Provided information:
== == ==

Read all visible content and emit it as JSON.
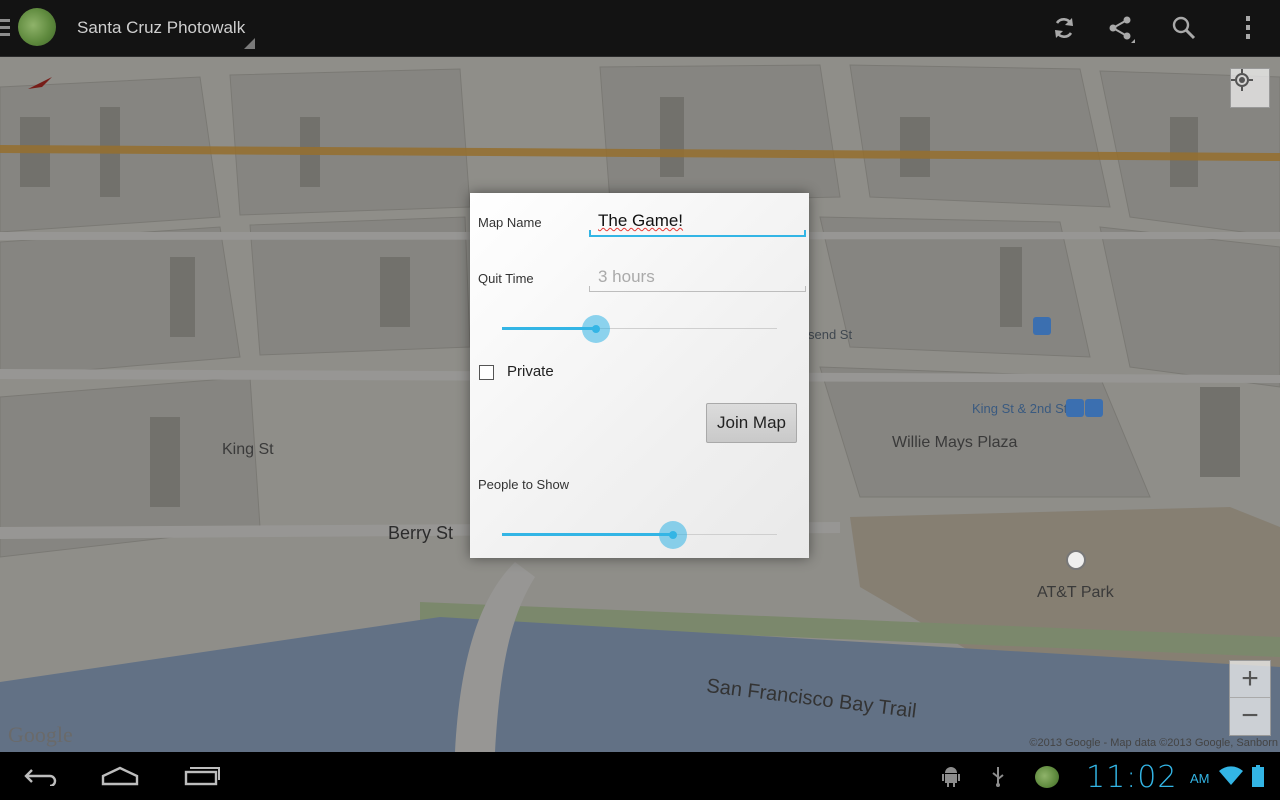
{
  "action_bar": {
    "app_title": "Santa Cruz Photowalk",
    "actions": [
      "refresh-icon",
      "share-icon",
      "search-icon",
      "overflow-menu-icon"
    ]
  },
  "map": {
    "labels": {
      "king_st": "King St",
      "berry_st": "Berry St",
      "townsend_st": "send St",
      "king_2nd": "King St & 2nd St",
      "willie_mays": "Willie Mays Plaza",
      "att_park": "AT&T Park",
      "bay_trail": "San Francisco Bay Trail"
    },
    "logo": "Google",
    "copyright": "©2013 Google - Map data ©2013 Google, Sanborn",
    "zoom_in": "+",
    "zoom_out": "−"
  },
  "dialog": {
    "map_name_label": "Map Name",
    "map_name_value": "The Game!",
    "quit_time_label": "Quit Time",
    "quit_time_placeholder": "3 hours",
    "quit_time_slider_fraction": 0.34,
    "private_label": "Private",
    "private_checked": false,
    "join_button": "Join Map",
    "people_label": "People to Show",
    "people_slider_fraction": 0.62
  },
  "status_bar": {
    "time": "11:02",
    "ampm": "AM"
  },
  "colors": {
    "accent": "#33b5e5",
    "action_bar": "#131313"
  }
}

== == ==

Exercise goal: Please write out all of the material above without changing a word, and omit any pictures.

Completed task:
Read all visible content and emit it as JSON.
{
  "action_bar": {
    "app_title": "Santa Cruz Photowalk",
    "actions": [
      "refresh-icon",
      "share-icon",
      "search-icon",
      "overflow-menu-icon"
    ]
  },
  "map": {
    "labels": {
      "king_st": "King St",
      "berry_st": "Berry St",
      "townsend_st": "send St",
      "king_2nd": "King St & 2nd St",
      "willie_mays": "Willie Mays Plaza",
      "att_park": "AT&T Park",
      "bay_trail": "San Francisco Bay Trail"
    },
    "logo": "Google",
    "copyright": "©2013 Google - Map data ©2013 Google, Sanborn",
    "zoom_in": "+",
    "zoom_out": "−"
  },
  "dialog": {
    "map_name_label": "Map Name",
    "map_name_value": "The Game!",
    "quit_time_label": "Quit Time",
    "quit_time_placeholder": "3 hours",
    "quit_time_slider_fraction": 0.34,
    "private_label": "Private",
    "private_checked": false,
    "join_button": "Join Map",
    "people_label": "People to Show",
    "people_slider_fraction": 0.62
  },
  "status_bar": {
    "time": "11:02",
    "ampm": "AM"
  },
  "colors": {
    "accent": "#33b5e5",
    "action_bar": "#131313"
  }
}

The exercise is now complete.